Exact repetition is required: output every record in full.

.....

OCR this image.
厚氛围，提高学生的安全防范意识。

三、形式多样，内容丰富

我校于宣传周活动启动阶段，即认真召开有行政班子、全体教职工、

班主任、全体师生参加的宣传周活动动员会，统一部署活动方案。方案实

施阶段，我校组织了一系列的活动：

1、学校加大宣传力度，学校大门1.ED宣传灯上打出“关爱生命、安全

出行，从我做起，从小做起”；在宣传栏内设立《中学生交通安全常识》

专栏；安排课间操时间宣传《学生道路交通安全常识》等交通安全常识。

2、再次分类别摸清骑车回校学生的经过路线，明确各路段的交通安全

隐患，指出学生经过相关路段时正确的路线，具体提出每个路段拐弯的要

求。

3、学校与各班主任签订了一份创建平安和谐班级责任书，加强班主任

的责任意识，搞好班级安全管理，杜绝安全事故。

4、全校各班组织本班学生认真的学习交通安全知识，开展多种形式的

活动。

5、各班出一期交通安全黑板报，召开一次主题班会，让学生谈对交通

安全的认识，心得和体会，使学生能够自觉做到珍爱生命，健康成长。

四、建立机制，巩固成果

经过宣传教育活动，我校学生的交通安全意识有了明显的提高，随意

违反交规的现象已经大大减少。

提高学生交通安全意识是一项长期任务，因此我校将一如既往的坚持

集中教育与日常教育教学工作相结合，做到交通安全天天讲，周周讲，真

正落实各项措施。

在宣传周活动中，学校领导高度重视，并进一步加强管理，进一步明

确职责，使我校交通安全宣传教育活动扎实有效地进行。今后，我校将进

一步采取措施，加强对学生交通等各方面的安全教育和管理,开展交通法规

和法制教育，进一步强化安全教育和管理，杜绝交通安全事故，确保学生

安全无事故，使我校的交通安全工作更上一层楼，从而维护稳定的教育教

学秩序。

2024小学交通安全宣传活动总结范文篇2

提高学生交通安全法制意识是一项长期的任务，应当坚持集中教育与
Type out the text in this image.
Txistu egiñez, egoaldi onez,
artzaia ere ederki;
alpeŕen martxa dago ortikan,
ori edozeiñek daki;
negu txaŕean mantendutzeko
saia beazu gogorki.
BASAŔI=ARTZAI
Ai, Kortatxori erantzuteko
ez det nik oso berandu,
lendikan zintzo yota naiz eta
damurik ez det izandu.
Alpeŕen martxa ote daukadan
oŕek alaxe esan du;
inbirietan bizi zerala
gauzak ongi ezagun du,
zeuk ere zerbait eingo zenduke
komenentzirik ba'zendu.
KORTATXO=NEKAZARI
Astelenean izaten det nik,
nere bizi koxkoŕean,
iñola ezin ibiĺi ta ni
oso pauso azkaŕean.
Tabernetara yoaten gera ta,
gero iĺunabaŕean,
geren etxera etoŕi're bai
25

.....

- **Finished exercise**:
OCR this image.
厚氛围，提高学生的安全防范意识。

三、形式多样，内容丰富

我校于宣传周活动启动阶段，即认真召开有行政班子、全体教职工、

班主任、全体师生参加的宣传周活动动员会，统一部署活动方案。方案实

施阶段，我校组织了一系列的活动：

1、学校加大宣传力度，学校大门1.ED宣传灯上打出“关爱生命、安全

出行，从我做起，从小做起”；在宣传栏内设立《中学生交通安全常识》

专栏；安排课间操时间宣传《学生道路交通安全常识》等交通安全常识。

2、再次分类别摸清骑车回校学生的经过路线，明确各路段的交通安全

隐患，指出学生经过相关路段时正确的路线，具体提出每个路段拐弯的要

求。

3、学校与各班主任签订了一份创建平安和谐班级责任书，加强班主任

的责任意识，搞好班级安全管理，杜绝安全事故。

4、全校各班组织本班学生认真的学习交通安全知识，开展多种形式的

活动。

5、各班出一期交通安全黑板报，召开一次主题班会，让学生谈对交通

安全的认识，心得和体会，使学生能够自觉做到珍爱生命，健康成长。

四、建立机制，巩固成果

经过宣传教育活动，我校学生的交通安全意识有了明显的提高，随意

违反交规的现象已经大大减少。

提高学生交通安全意识是一项长期任务，因此我校将一如既往的坚持

集中教育与日常教育教学工作相结合，做到交通安全天天讲，周周讲，真

正落实各项措施。

在宣传周活动中，学校领导高度重视，并进一步加强管理，进一步明

确职责，使我校交通安全宣传教育活动扎实有效地进行。今后，我校将进

一步采取措施，加强对学生交通等各方面的安全教育和管理,开展交通法规

和法制教育，进一步强化安全教育和管理，杜绝交通安全事故，确保学生

安全无事故，使我校的交通安全工作更上一层楼，从而维护稳定的教育教

学秩序。

2024小学交通安全宣传活动总结范文篇2

提高学生交通安全法制意识是一项长期的任务，应当坚持集中教育与
Type out the text in this image.
Txistu egiñez, egoaldi onez,
artzaia ere ederki;
alpeŕen martxa dago ortikan,
ori edozeiñek daki;
negu txaŕean mantendutzeko
saia beazu gogorki.
BASAŔI=ARTZAI
Ai, Kortatxori erantzuteko
ez det nik oso berandu,
lendikan zintzo yota naiz eta
damurik ez det izandu.
Alpeŕen martxa ote daukadan
oŕek alaxe esan du;
inbirietan bizi zerala
gauzak ongi ezagun du,
zeuk ere zerbait eingo zenduke
komenentzirik ba'zendu.
KORTATXO=NEKAZARI
Astelenean izaten det nik,
nere bizi koxkoŕean,
iñola ezin ibiĺi ta ni
oso pauso azkaŕean.
Tabernetara yoaten gera ta,
gero iĺunabaŕean,
geren etxera etoŕi're bai
25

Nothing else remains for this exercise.